§ **Task data**
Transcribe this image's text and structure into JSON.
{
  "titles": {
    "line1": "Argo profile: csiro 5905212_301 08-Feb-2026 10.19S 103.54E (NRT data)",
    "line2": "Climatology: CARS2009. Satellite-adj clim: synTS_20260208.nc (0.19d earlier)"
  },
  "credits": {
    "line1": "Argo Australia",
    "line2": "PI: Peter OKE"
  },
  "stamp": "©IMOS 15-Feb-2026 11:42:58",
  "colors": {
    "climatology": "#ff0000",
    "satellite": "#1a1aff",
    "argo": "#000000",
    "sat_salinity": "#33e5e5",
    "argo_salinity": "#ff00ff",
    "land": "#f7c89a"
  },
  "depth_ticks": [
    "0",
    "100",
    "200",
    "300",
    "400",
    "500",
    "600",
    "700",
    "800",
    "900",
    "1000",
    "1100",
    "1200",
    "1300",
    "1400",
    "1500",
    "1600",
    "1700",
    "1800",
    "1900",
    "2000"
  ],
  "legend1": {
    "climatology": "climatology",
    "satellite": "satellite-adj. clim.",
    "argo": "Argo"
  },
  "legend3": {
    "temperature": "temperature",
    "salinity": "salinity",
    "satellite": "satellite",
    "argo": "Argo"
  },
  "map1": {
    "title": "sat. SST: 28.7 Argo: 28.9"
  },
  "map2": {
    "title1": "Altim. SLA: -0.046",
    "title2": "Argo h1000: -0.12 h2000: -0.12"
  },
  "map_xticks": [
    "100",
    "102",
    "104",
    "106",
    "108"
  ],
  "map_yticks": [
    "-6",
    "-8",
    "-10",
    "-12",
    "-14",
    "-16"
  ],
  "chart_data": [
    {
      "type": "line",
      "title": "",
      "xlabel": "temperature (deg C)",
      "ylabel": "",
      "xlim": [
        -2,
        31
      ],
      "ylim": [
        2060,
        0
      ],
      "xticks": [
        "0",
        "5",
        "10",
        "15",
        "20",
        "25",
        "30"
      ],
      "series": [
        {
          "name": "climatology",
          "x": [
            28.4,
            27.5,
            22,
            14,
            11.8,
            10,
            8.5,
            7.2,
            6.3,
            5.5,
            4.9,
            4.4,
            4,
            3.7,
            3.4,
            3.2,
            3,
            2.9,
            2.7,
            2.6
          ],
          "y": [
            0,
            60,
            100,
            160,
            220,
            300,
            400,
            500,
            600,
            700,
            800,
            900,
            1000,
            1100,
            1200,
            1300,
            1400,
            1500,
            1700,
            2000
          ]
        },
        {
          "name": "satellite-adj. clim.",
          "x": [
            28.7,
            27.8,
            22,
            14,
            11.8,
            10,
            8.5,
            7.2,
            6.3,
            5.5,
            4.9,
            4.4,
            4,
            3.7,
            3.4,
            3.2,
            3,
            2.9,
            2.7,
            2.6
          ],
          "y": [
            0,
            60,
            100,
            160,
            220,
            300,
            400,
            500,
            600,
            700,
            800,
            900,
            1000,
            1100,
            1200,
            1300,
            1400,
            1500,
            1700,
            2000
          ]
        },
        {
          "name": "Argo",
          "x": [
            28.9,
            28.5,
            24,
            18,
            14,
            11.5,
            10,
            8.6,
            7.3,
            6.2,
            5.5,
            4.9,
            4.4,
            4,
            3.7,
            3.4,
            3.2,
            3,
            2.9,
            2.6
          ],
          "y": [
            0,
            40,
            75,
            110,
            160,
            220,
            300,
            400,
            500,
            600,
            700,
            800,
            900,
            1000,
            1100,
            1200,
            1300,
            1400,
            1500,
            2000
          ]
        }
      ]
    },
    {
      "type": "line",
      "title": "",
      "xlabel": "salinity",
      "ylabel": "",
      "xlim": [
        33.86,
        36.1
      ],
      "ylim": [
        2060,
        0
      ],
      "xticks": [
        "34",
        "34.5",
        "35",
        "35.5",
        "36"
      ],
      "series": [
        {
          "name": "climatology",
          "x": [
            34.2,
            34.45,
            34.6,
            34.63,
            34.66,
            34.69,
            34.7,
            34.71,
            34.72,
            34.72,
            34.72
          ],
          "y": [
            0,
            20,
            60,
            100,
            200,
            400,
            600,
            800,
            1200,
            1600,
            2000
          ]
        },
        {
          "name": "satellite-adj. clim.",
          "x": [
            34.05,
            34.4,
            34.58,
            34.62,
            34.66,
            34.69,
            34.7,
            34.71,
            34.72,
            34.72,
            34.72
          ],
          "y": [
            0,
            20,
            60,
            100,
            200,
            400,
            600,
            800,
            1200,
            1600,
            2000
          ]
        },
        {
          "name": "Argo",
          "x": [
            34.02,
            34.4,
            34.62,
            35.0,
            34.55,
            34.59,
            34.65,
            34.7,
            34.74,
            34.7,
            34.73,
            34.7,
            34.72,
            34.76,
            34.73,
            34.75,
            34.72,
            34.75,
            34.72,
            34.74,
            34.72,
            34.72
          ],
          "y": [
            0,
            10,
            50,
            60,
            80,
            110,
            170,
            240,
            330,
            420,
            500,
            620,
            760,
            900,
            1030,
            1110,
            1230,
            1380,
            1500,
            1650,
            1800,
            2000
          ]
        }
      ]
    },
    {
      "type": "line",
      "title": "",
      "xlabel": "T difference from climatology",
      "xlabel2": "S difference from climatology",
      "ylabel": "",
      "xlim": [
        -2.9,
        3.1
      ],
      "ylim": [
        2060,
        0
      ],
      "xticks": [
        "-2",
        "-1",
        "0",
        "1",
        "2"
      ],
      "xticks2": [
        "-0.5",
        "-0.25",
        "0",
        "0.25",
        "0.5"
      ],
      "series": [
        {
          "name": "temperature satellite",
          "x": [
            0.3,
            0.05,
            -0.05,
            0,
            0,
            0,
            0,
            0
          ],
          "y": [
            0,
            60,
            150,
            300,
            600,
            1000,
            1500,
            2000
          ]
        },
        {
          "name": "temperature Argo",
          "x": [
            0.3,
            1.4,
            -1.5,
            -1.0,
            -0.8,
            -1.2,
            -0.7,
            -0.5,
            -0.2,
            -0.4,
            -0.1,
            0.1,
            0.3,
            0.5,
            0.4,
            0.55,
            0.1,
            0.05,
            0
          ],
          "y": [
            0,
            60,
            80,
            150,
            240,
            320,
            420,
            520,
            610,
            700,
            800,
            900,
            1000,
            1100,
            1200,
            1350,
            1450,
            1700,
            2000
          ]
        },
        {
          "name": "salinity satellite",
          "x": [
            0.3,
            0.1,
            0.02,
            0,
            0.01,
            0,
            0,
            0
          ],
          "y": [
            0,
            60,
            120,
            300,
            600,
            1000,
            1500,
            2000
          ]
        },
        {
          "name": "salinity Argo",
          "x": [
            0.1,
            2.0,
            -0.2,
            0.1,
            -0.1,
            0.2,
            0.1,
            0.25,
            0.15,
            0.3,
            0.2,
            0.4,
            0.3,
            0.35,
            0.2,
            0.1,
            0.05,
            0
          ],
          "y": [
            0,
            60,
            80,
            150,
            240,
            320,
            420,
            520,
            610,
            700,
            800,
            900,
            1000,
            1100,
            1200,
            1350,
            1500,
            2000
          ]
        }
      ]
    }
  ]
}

§ **Job**
Check all the records above and select each line where the string "from" is found.

§ **Output of the task**
      "xlabel": "T difference from climatology",
      "xlabel2": "S difference from climatology",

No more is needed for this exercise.